What you need to do
Reproduce every entry in the listing without alteration.

Stored dataset items

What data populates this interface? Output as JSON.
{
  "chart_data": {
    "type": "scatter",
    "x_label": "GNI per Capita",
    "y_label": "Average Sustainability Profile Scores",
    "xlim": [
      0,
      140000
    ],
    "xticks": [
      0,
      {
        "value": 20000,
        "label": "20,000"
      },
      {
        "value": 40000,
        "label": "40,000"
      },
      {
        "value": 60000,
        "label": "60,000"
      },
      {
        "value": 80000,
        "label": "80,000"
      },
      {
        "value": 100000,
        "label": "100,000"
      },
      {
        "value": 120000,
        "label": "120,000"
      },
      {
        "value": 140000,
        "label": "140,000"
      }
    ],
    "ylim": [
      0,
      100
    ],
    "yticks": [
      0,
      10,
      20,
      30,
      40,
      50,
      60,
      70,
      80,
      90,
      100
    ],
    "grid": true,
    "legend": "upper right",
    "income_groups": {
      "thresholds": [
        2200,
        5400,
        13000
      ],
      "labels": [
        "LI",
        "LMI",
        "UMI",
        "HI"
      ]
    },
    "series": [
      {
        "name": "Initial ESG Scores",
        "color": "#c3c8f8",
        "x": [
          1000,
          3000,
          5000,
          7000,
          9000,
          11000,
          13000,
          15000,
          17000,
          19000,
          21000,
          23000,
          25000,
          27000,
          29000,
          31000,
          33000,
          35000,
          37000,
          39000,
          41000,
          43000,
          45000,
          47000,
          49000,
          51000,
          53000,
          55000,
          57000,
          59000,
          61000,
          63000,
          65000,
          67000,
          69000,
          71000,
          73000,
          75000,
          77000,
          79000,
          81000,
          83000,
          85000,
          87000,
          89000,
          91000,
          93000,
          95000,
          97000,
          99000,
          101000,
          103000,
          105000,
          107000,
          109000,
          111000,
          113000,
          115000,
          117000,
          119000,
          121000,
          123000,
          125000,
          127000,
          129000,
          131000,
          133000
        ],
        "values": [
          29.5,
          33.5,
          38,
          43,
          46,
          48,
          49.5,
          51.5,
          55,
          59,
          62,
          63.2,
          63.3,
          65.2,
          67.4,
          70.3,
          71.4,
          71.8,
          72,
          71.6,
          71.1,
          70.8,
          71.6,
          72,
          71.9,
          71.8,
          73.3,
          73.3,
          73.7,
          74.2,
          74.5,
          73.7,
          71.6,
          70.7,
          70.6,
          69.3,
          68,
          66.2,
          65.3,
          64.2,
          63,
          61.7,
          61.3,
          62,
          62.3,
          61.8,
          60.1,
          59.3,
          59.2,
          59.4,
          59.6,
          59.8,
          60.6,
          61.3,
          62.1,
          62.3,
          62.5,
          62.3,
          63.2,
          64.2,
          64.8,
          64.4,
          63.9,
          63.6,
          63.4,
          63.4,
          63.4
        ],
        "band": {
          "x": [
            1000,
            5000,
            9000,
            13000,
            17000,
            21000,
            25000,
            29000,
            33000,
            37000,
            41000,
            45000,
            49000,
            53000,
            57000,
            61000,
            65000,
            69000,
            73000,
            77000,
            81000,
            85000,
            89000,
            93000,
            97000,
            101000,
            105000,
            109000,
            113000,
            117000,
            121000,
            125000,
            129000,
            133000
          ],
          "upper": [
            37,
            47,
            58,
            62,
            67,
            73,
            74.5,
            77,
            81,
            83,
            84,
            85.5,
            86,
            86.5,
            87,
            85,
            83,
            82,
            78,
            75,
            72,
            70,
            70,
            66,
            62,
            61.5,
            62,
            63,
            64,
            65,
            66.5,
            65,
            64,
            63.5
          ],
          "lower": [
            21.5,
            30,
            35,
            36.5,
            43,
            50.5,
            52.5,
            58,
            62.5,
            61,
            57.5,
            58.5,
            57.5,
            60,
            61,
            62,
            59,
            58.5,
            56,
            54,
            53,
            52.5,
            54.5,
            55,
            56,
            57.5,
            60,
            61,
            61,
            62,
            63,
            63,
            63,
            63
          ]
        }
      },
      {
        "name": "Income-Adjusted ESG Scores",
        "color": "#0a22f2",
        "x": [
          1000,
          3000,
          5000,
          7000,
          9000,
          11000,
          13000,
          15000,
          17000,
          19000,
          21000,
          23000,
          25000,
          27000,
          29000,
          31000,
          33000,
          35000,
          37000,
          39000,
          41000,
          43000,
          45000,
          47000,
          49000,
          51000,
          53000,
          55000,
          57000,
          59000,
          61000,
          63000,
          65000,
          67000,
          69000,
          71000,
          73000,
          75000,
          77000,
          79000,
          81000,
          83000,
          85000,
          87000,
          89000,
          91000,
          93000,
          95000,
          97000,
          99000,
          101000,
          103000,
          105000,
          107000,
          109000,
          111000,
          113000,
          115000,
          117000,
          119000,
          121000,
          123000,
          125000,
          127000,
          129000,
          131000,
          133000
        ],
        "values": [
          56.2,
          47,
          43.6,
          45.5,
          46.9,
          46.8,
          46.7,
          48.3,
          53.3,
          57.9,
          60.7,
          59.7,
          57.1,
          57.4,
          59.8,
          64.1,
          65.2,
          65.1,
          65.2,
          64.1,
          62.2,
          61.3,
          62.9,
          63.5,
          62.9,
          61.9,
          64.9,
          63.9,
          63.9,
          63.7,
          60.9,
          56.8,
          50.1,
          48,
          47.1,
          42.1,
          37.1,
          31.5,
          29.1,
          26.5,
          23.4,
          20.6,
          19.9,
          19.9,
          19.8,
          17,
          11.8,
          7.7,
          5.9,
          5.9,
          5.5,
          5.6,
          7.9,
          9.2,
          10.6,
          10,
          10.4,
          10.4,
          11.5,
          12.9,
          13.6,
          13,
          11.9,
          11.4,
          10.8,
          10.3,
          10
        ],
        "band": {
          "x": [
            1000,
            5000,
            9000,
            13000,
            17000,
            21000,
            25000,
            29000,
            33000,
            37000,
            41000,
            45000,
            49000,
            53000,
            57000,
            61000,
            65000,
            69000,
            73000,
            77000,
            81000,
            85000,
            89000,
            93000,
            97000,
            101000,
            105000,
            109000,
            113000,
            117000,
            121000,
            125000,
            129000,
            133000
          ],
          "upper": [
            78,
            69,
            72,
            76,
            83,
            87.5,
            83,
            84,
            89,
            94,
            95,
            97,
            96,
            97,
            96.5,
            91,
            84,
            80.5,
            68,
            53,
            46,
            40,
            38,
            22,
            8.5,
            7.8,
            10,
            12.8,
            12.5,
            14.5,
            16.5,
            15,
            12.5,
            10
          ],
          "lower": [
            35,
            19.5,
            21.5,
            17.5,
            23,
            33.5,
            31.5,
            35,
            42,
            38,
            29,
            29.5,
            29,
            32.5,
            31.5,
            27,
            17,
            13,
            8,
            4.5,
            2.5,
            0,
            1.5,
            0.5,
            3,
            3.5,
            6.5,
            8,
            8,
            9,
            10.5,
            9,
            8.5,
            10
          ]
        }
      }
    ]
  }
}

Answer for the task
What data populates this interface? Output as JSON.
{
  "chart_data": {
    "type": "scatter",
    "x_label": "GNI per Capita",
    "y_label": "Average Sustainability Profile Scores",
    "xlim": [
      0,
      140000
    ],
    "xticks": [
      0,
      {
        "value": 20000,
        "label": "20,000"
      },
      {
        "value": 40000,
        "label": "40,000"
      },
      {
        "value": 60000,
        "label": "60,000"
      },
      {
        "value": 80000,
        "label": "80,000"
      },
      {
        "value": 100000,
        "label": "100,000"
      },
      {
        "value": 120000,
        "label": "120,000"
      },
      {
        "value": 140000,
        "label": "140,000"
      }
    ],
    "ylim": [
      0,
      100
    ],
    "yticks": [
      0,
      10,
      20,
      30,
      40,
      50,
      60,
      70,
      80,
      90,
      100
    ],
    "grid": true,
    "legend": "upper right",
    "income_groups": {
      "thresholds": [
        2200,
        5400,
        13000
      ],
      "labels": [
        "LI",
        "LMI",
        "UMI",
        "HI"
      ]
    },
    "series": [
      {
        "name": "Initial ESG Scores",
        "color": "#c3c8f8",
        "x": [
          1000,
          3000,
          5000,
          7000,
          9000,
          11000,
          13000,
          15000,
          17000,
          19000,
          21000,
          23000,
          25000,
          27000,
          29000,
          31000,
          33000,
          35000,
          37000,
          39000,
          41000,
          43000,
          45000,
          47000,
          49000,
          51000,
          53000,
          55000,
          57000,
          59000,
          61000,
          63000,
          65000,
          67000,
          69000,
          71000,
          73000,
          75000,
          77000,
          79000,
          81000,
          83000,
          85000,
          87000,
          89000,
          91000,
          93000,
          95000,
          97000,
          99000,
          101000,
          103000,
          105000,
          107000,
          109000,
          111000,
          113000,
          115000,
          117000,
          119000,
          121000,
          123000,
          125000,
          127000,
          129000,
          131000,
          133000
        ],
        "values": [
          29.5,
          33.5,
          38,
          43,
          46,
          48,
          49.5,
          51.5,
          55,
          59,
          62,
          63.2,
          63.3,
          65.2,
          67.4,
          70.3,
          71.4,
          71.8,
          72,
          71.6,
          71.1,
          70.8,
          71.6,
          72,
          71.9,
          71.8,
          73.3,
          73.3,
          73.7,
          74.2,
          74.5,
          73.7,
          71.6,
          70.7,
          70.6,
          69.3,
          68,
          66.2,
          65.3,
          64.2,
          63,
          61.7,
          61.3,
          62,
          62.3,
          61.8,
          60.1,
          59.3,
          59.2,
          59.4,
          59.6,
          59.8,
          60.6,
          61.3,
          62.1,
          62.3,
          62.5,
          62.3,
          63.2,
          64.2,
          64.8,
          64.4,
          63.9,
          63.6,
          63.4,
          63.4,
          63.4
        ],
        "band": {
          "x": [
            1000,
            5000,
            9000,
            13000,
            17000,
            21000,
            25000,
            29000,
            33000,
            37000,
            41000,
            45000,
            49000,
            53000,
            57000,
            61000,
            65000,
            69000,
            73000,
            77000,
            81000,
            85000,
            89000,
            93000,
            97000,
            101000,
            105000,
            109000,
            113000,
            117000,
            121000,
            125000,
            129000,
            133000
          ],
          "upper": [
            37,
            47,
            58,
            62,
            67,
            73,
            74.5,
            77,
            81,
            83,
            84,
            85.5,
            86,
            86.5,
            87,
            85,
            83,
            82,
            78,
            75,
            72,
            70,
            70,
            66,
            62,
            61.5,
            62,
            63,
            64,
            65,
            66.5,
            65,
            64,
            63.5
          ],
          "lower": [
            21.5,
            30,
            35,
            36.5,
            43,
            50.5,
            52.5,
            58,
            62.5,
            61,
            57.5,
            58.5,
            57.5,
            60,
            61,
            62,
            59,
            58.5,
            56,
            54,
            53,
            52.5,
            54.5,
            55,
            56,
            57.5,
            60,
            61,
            61,
            62,
            63,
            63,
            63,
            63
          ]
        }
      },
      {
        "name": "Income-Adjusted ESG Scores",
        "color": "#0a22f2",
        "x": [
          1000,
          3000,
          5000,
          7000,
          9000,
          11000,
          13000,
          15000,
          17000,
          19000,
          21000,
          23000,
          25000,
          27000,
          29000,
          31000,
          33000,
          35000,
          37000,
          39000,
          41000,
          43000,
          45000,
          47000,
          49000,
          51000,
          53000,
          55000,
          57000,
          59000,
          61000,
          63000,
          65000,
          67000,
          69000,
          71000,
          73000,
          75000,
          77000,
          79000,
          81000,
          83000,
          85000,
          87000,
          89000,
          91000,
          93000,
          95000,
          97000,
          99000,
          101000,
          103000,
          105000,
          107000,
          109000,
          111000,
          113000,
          115000,
          117000,
          119000,
          121000,
          123000,
          125000,
          127000,
          129000,
          131000,
          133000
        ],
        "values": [
          56.2,
          47,
          43.6,
          45.5,
          46.9,
          46.8,
          46.7,
          48.3,
          53.3,
          57.9,
          60.7,
          59.7,
          57.1,
          57.4,
          59.8,
          64.1,
          65.2,
          65.1,
          65.2,
          64.1,
          62.2,
          61.3,
          62.9,
          63.5,
          62.9,
          61.9,
          64.9,
          63.9,
          63.9,
          63.7,
          60.9,
          56.8,
          50.1,
          48,
          47.1,
          42.1,
          37.1,
          31.5,
          29.1,
          26.5,
          23.4,
          20.6,
          19.9,
          19.9,
          19.8,
          17,
          11.8,
          7.7,
          5.9,
          5.9,
          5.5,
          5.6,
          7.9,
          9.2,
          10.6,
          10,
          10.4,
          10.4,
          11.5,
          12.9,
          13.6,
          13,
          11.9,
          11.4,
          10.8,
          10.3,
          10
        ],
        "band": {
          "x": [
            1000,
            5000,
            9000,
            13000,
            17000,
            21000,
            25000,
            29000,
            33000,
            37000,
            41000,
            45000,
            49000,
            53000,
            57000,
            61000,
            65000,
            69000,
            73000,
            77000,
            81000,
            85000,
            89000,
            93000,
            97000,
            101000,
            105000,
            109000,
            113000,
            117000,
            121000,
            125000,
            129000,
            133000
          ],
          "upper": [
            78,
            69,
            72,
            76,
            83,
            87.5,
            83,
            84,
            89,
            94,
            95,
            97,
            96,
            97,
            96.5,
            91,
            84,
            80.5,
            68,
            53,
            46,
            40,
            38,
            22,
            8.5,
            7.8,
            10,
            12.8,
            12.5,
            14.5,
            16.5,
            15,
            12.5,
            10
          ],
          "lower": [
            35,
            19.5,
            21.5,
            17.5,
            23,
            33.5,
            31.5,
            35,
            42,
            38,
            29,
            29.5,
            29,
            32.5,
            31.5,
            27,
            17,
            13,
            8,
            4.5,
            2.5,
            0,
            1.5,
            0.5,
            3,
            3.5,
            6.5,
            8,
            8,
            9,
            10.5,
            9,
            8.5,
            10
          ]
        }
      }
    ]
  }
}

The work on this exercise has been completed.